Dataset entries on figures:
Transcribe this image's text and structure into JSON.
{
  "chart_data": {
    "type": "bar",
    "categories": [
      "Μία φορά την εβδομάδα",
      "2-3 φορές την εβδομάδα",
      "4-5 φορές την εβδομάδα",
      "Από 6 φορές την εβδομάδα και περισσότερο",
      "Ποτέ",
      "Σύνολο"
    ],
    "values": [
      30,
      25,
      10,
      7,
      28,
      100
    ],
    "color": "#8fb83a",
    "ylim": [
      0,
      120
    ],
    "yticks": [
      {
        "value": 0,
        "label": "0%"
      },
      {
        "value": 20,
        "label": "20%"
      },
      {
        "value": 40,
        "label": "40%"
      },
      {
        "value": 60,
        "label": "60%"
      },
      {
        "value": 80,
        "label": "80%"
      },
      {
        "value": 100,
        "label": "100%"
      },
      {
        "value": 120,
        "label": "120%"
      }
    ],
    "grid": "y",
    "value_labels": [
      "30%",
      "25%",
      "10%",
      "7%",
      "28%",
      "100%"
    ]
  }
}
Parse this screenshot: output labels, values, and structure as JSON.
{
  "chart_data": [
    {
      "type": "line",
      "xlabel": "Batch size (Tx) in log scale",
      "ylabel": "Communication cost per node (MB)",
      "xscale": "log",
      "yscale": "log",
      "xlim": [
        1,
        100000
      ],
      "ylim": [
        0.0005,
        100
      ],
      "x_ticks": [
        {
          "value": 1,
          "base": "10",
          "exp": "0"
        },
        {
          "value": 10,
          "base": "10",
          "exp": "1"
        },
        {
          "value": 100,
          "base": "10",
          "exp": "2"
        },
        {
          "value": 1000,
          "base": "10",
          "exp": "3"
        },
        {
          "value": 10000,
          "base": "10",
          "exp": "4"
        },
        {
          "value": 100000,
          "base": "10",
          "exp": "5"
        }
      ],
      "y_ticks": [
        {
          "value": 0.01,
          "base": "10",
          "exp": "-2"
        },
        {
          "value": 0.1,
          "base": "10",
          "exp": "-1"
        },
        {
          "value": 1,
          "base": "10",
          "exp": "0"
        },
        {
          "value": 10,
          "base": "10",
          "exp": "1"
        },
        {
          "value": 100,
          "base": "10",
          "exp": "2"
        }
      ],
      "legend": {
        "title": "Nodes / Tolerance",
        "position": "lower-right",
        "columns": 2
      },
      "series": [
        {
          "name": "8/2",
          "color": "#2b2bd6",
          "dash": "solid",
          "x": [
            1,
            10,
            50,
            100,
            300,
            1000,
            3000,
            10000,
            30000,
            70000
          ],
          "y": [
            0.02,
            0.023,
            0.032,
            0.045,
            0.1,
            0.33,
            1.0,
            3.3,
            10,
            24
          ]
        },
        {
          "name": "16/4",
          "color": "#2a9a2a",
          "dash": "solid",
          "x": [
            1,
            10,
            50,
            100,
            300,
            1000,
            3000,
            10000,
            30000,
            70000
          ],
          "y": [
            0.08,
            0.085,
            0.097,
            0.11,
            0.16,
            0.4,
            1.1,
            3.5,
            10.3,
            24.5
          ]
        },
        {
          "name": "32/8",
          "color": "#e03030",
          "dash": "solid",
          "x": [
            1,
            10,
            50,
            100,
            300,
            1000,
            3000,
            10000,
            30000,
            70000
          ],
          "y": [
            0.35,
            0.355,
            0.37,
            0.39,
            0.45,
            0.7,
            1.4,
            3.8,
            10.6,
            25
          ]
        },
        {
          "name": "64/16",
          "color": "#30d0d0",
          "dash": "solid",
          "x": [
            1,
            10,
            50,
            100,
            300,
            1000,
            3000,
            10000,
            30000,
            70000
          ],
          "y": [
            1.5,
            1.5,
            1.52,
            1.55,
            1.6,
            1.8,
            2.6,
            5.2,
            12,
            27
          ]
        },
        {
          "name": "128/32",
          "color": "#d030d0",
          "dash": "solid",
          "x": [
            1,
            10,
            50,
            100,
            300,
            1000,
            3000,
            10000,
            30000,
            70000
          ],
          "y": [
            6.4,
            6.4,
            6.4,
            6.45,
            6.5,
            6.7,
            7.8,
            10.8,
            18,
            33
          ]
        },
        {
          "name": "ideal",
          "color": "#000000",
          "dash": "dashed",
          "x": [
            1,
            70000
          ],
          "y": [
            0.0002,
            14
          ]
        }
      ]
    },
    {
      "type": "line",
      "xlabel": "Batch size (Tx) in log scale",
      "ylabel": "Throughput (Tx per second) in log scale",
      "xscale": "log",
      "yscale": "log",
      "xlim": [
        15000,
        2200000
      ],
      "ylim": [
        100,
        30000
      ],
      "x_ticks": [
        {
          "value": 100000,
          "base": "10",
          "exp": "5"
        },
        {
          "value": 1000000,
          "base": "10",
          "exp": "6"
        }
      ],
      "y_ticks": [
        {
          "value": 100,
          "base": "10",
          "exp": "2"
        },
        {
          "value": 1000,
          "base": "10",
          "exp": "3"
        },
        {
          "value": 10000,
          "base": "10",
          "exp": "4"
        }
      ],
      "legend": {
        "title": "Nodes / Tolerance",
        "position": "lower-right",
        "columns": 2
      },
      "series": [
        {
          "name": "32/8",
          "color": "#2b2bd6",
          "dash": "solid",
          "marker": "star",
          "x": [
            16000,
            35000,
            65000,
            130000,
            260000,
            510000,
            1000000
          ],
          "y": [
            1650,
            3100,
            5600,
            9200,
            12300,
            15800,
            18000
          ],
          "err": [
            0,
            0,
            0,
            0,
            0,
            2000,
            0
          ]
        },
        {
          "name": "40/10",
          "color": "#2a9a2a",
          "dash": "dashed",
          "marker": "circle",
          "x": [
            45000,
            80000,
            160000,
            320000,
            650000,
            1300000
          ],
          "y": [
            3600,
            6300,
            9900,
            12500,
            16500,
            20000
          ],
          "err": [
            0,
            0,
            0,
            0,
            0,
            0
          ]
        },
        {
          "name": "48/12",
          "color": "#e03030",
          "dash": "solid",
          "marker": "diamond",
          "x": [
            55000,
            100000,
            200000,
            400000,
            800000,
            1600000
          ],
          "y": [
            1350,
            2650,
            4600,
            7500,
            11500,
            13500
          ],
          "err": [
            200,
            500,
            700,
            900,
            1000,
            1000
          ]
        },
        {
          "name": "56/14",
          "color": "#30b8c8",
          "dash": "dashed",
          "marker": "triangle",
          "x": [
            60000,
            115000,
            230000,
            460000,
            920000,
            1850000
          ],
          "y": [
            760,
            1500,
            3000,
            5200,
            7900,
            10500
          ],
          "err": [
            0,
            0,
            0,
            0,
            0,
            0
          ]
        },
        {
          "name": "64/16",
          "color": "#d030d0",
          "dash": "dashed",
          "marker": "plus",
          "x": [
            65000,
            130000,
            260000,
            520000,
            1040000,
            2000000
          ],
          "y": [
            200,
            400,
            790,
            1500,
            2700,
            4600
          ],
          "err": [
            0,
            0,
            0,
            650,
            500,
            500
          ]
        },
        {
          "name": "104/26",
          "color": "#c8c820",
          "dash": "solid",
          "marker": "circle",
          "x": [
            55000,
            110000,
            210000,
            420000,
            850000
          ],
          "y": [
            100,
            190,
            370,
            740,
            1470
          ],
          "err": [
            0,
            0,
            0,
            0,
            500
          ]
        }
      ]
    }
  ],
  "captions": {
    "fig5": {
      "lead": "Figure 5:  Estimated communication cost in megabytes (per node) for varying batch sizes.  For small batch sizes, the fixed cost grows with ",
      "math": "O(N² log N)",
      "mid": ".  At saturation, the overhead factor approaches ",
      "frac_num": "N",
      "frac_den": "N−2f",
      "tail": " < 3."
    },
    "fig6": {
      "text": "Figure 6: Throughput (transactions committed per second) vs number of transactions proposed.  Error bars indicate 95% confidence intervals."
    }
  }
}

Goal: Copy out all of the records shown above exactly.

The reply:
Transcribe this image's text and structure into JSON.
{
  "chart_data": {
    "type": "bar",
    "categories": [
      "Μία φορά την εβδομάδα",
      "2-3 φορές την εβδομάδα",
      "4-5 φορές την εβδομάδα",
      "Από 6 φορές την εβδομάδα και περισσότερο",
      "Ποτέ",
      "Σύνολο"
    ],
    "values": [
      30,
      25,
      10,
      7,
      28,
      100
    ],
    "color": "#8fb83a",
    "ylim": [
      0,
      120
    ],
    "yticks": [
      {
        "value": 0,
        "label": "0%"
      },
      {
        "value": 20,
        "label": "20%"
      },
      {
        "value": 40,
        "label": "40%"
      },
      {
        "value": 60,
        "label": "60%"
      },
      {
        "value": 80,
        "label": "80%"
      },
      {
        "value": 100,
        "label": "100%"
      },
      {
        "value": 120,
        "label": "120%"
      }
    ],
    "grid": "y",
    "value_labels": [
      "30%",
      "25%",
      "10%",
      "7%",
      "28%",
      "100%"
    ]
  }
}
Parse this screenshot: output labels, values, and structure as JSON.
{
  "chart_data": [
    {
      "type": "line",
      "xlabel": "Batch size (Tx) in log scale",
      "ylabel": "Communication cost per node (MB)",
      "xscale": "log",
      "yscale": "log",
      "xlim": [
        1,
        100000
      ],
      "ylim": [
        0.0005,
        100
      ],
      "x_ticks": [
        {
          "value": 1,
          "base": "10",
          "exp": "0"
        },
        {
          "value": 10,
          "base": "10",
          "exp": "1"
        },
        {
          "value": 100,
          "base": "10",
          "exp": "2"
        },
        {
          "value": 1000,
          "base": "10",
          "exp": "3"
        },
        {
          "value": 10000,
          "base": "10",
          "exp": "4"
        },
        {
          "value": 100000,
          "base": "10",
          "exp": "5"
        }
      ],
      "y_ticks": [
        {
          "value": 0.01,
          "base": "10",
          "exp": "-2"
        },
        {
          "value": 0.1,
          "base": "10",
          "exp": "-1"
        },
        {
          "value": 1,
          "base": "10",
          "exp": "0"
        },
        {
          "value": 10,
          "base": "10",
          "exp": "1"
        },
        {
          "value": 100,
          "base": "10",
          "exp": "2"
        }
      ],
      "legend": {
        "title": "Nodes / Tolerance",
        "position": "lower-right",
        "columns": 2
      },
      "series": [
        {
          "name": "8/2",
          "color": "#2b2bd6",
          "dash": "solid",
          "x": [
            1,
            10,
            50,
            100,
            300,
            1000,
            3000,
            10000,
            30000,
            70000
          ],
          "y": [
            0.02,
            0.023,
            0.032,
            0.045,
            0.1,
            0.33,
            1.0,
            3.3,
            10,
            24
          ]
        },
        {
          "name": "16/4",
          "color": "#2a9a2a",
          "dash": "solid",
          "x": [
            1,
            10,
            50,
            100,
            300,
            1000,
            3000,
            10000,
            30000,
            70000
          ],
          "y": [
            0.08,
            0.085,
            0.097,
            0.11,
            0.16,
            0.4,
            1.1,
            3.5,
            10.3,
            24.5
          ]
        },
        {
          "name": "32/8",
          "color": "#e03030",
          "dash": "solid",
          "x": [
            1,
            10,
            50,
            100,
            300,
            1000,
            3000,
            10000,
            30000,
            70000
          ],
          "y": [
            0.35,
            0.355,
            0.37,
            0.39,
            0.45,
            0.7,
            1.4,
            3.8,
            10.6,
            25
          ]
        },
        {
          "name": "64/16",
          "color": "#30d0d0",
          "dash": "solid",
          "x": [
            1,
            10,
            50,
            100,
            300,
            1000,
            3000,
            10000,
            30000,
            70000
          ],
          "y": [
            1.5,
            1.5,
            1.52,
            1.55,
            1.6,
            1.8,
            2.6,
            5.2,
            12,
            27
          ]
        },
        {
          "name": "128/32",
          "color": "#d030d0",
          "dash": "solid",
          "x": [
            1,
            10,
            50,
            100,
            300,
            1000,
            3000,
            10000,
            30000,
            70000
          ],
          "y": [
            6.4,
            6.4,
            6.4,
            6.45,
            6.5,
            6.7,
            7.8,
            10.8,
            18,
            33
          ]
        },
        {
          "name": "ideal",
          "color": "#000000",
          "dash": "dashed",
          "x": [
            1,
            70000
          ],
          "y": [
            0.0002,
            14
          ]
        }
      ]
    },
    {
      "type": "line",
      "xlabel": "Batch size (Tx) in log scale",
      "ylabel": "Throughput (Tx per second) in log scale",
      "xscale": "log",
      "yscale": "log",
      "xlim": [
        15000,
        2200000
      ],
      "ylim": [
        100,
        30000
      ],
      "x_ticks": [
        {
          "value": 100000,
          "base": "10",
          "exp": "5"
        },
        {
          "value": 1000000,
          "base": "10",
          "exp": "6"
        }
      ],
      "y_ticks": [
        {
          "value": 100,
          "base": "10",
          "exp": "2"
        },
        {
          "value": 1000,
          "base": "10",
          "exp": "3"
        },
        {
          "value": 10000,
          "base": "10",
          "exp": "4"
        }
      ],
      "legend": {
        "title": "Nodes / Tolerance",
        "position": "lower-right",
        "columns": 2
      },
      "series": [
        {
          "name": "32/8",
          "color": "#2b2bd6",
          "dash": "solid",
          "marker": "star",
          "x": [
            16000,
            35000,
            65000,
            130000,
            260000,
            510000,
            1000000
          ],
          "y": [
            1650,
            3100,
            5600,
            9200,
            12300,
            15800,
            18000
          ],
          "err": [
            0,
            0,
            0,
            0,
            0,
            2000,
            0
          ]
        },
        {
          "name": "40/10",
          "color": "#2a9a2a",
          "dash": "dashed",
          "marker": "circle",
          "x": [
            45000,
            80000,
            160000,
            320000,
            650000,
            1300000
          ],
          "y": [
            3600,
            6300,
            9900,
            12500,
            16500,
            20000
          ],
          "err": [
            0,
            0,
            0,
            0,
            0,
            0
          ]
        },
        {
          "name": "48/12",
          "color": "#e03030",
          "dash": "solid",
          "marker": "diamond",
          "x": [
            55000,
            100000,
            200000,
            400000,
            800000,
            1600000
          ],
          "y": [
            1350,
            2650,
            4600,
            7500,
            11500,
            13500
          ],
          "err": [
            200,
            500,
            700,
            900,
            1000,
            1000
          ]
        },
        {
          "name": "56/14",
          "color": "#30b8c8",
          "dash": "dashed",
          "marker": "triangle",
          "x": [
            60000,
            115000,
            230000,
            460000,
            920000,
            1850000
          ],
          "y": [
            760,
            1500,
            3000,
            5200,
            7900,
            10500
          ],
          "err": [
            0,
            0,
            0,
            0,
            0,
            0
          ]
        },
        {
          "name": "64/16",
          "color": "#d030d0",
          "dash": "dashed",
          "marker": "plus",
          "x": [
            65000,
            130000,
            260000,
            520000,
            1040000,
            2000000
          ],
          "y": [
            200,
            400,
            790,
            1500,
            2700,
            4600
          ],
          "err": [
            0,
            0,
            0,
            650,
            500,
            500
          ]
        },
        {
          "name": "104/26",
          "color": "#c8c820",
          "dash": "solid",
          "marker": "circle",
          "x": [
            55000,
            110000,
            210000,
            420000,
            850000
          ],
          "y": [
            100,
            190,
            370,
            740,
            1470
          ],
          "err": [
            0,
            0,
            0,
            0,
            500
          ]
        }
      ]
    }
  ],
  "captions": {
    "fig5": {
      "lead": "Figure 5:  Estimated communication cost in megabytes (per node) for varying batch sizes.  For small batch sizes, the fixed cost grows with ",
      "math": "O(N² log N)",
      "mid": ".  At saturation, the overhead factor approaches ",
      "frac_num": "N",
      "frac_den": "N−2f",
      "tail": " < 3."
    },
    "fig6": {
      "text": "Figure 6: Throughput (transactions committed per second) vs number of transactions proposed.  Error bars indicate 95% confidence intervals."
    }
  }
}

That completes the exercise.